— Begin DATA FOR PROCESSING —

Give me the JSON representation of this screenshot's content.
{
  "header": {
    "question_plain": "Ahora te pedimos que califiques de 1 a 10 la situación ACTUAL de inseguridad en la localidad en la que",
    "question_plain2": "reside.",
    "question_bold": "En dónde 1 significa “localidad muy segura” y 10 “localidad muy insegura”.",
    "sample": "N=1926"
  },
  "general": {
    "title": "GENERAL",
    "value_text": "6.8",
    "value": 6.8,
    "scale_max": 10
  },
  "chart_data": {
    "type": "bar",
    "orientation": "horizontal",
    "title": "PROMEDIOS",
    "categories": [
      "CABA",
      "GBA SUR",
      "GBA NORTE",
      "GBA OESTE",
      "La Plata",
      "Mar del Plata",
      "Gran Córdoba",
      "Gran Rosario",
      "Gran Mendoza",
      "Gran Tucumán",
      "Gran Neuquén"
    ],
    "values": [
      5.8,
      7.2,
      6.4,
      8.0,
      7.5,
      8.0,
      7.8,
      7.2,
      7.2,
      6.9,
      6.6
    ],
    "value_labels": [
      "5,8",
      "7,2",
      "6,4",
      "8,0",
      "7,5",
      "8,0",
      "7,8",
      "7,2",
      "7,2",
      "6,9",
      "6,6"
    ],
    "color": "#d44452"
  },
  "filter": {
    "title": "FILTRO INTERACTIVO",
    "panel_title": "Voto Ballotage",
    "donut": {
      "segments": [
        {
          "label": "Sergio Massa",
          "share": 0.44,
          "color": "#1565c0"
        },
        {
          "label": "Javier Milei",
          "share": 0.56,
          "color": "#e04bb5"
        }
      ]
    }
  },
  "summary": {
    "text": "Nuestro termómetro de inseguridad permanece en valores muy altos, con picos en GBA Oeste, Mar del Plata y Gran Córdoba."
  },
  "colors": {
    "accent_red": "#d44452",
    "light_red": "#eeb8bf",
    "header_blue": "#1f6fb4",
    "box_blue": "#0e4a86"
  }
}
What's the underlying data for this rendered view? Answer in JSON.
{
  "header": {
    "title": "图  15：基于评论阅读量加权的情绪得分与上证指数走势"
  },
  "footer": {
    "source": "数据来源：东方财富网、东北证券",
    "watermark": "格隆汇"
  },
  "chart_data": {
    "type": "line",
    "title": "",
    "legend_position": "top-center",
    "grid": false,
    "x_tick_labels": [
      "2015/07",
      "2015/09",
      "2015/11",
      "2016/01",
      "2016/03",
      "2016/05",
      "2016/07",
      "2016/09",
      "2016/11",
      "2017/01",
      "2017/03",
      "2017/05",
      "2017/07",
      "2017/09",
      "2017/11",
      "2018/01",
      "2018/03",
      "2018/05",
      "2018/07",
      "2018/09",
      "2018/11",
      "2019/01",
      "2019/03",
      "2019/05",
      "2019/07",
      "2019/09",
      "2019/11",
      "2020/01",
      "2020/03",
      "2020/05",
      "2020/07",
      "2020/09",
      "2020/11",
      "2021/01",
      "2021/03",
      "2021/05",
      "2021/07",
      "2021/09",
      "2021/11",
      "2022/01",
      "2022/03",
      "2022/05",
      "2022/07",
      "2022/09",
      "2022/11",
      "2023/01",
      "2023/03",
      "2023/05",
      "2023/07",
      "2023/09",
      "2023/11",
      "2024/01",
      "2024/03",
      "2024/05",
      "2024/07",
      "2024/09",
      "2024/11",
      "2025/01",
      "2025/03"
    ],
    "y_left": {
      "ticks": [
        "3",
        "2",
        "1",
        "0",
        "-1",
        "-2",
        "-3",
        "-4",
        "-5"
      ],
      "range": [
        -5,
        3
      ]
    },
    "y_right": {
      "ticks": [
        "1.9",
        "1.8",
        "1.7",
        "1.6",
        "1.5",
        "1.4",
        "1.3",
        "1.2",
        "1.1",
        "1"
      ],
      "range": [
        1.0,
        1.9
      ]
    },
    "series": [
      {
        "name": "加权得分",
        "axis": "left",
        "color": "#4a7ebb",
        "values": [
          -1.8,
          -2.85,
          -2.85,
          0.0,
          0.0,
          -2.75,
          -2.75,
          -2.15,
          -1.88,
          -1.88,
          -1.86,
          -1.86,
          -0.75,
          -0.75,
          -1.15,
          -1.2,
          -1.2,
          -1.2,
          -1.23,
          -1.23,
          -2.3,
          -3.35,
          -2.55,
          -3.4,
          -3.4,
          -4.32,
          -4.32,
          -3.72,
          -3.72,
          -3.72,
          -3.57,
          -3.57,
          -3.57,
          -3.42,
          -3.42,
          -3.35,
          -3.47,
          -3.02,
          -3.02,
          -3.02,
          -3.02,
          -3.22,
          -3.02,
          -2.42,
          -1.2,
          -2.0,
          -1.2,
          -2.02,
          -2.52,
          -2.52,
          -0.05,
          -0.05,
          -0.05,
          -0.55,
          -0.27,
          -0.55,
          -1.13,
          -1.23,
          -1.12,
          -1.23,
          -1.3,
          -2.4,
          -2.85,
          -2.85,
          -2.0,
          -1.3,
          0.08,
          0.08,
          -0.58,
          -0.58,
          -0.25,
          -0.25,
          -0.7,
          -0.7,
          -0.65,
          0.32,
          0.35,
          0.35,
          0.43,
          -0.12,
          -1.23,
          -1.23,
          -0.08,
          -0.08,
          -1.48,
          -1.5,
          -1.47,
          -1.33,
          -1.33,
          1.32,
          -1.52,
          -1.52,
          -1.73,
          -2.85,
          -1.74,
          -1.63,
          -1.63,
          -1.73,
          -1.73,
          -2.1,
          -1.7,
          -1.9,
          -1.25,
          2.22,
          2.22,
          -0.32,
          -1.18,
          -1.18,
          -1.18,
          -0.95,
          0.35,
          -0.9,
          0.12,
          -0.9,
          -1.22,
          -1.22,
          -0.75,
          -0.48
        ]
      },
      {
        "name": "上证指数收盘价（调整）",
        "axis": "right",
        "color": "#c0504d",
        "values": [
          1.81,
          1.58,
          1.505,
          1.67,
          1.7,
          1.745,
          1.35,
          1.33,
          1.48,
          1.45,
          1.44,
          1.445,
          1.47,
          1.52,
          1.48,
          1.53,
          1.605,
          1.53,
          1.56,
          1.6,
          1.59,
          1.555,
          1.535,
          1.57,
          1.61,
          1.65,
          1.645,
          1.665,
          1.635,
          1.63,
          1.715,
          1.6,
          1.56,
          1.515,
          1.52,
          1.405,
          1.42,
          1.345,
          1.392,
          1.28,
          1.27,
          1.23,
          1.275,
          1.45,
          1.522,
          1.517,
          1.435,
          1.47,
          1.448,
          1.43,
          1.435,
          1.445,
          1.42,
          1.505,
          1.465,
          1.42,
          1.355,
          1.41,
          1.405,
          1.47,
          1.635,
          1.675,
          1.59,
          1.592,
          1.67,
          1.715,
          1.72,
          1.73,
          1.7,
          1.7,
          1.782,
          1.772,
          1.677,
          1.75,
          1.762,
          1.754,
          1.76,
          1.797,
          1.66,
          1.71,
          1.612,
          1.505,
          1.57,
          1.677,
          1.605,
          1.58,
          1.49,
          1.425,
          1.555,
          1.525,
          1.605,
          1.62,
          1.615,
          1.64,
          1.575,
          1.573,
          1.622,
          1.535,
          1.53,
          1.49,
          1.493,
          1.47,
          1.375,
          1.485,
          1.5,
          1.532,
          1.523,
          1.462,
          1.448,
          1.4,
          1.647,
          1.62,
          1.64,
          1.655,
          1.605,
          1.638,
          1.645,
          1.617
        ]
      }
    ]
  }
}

— End DATA FOR PROCESSING —

### INSTRUCTION
Where a line in the entries holds the word "localidad", copy that line.

### WRITTEN ANSWER
    "question_plain": "Ahora te pedimos que califiques de 1 a 10 la situación ACTUAL de inseguridad en la localidad en la que",
    "question_bold": "En dónde 1 significa “localidad muy segura” y 10 “localidad muy insegura”.",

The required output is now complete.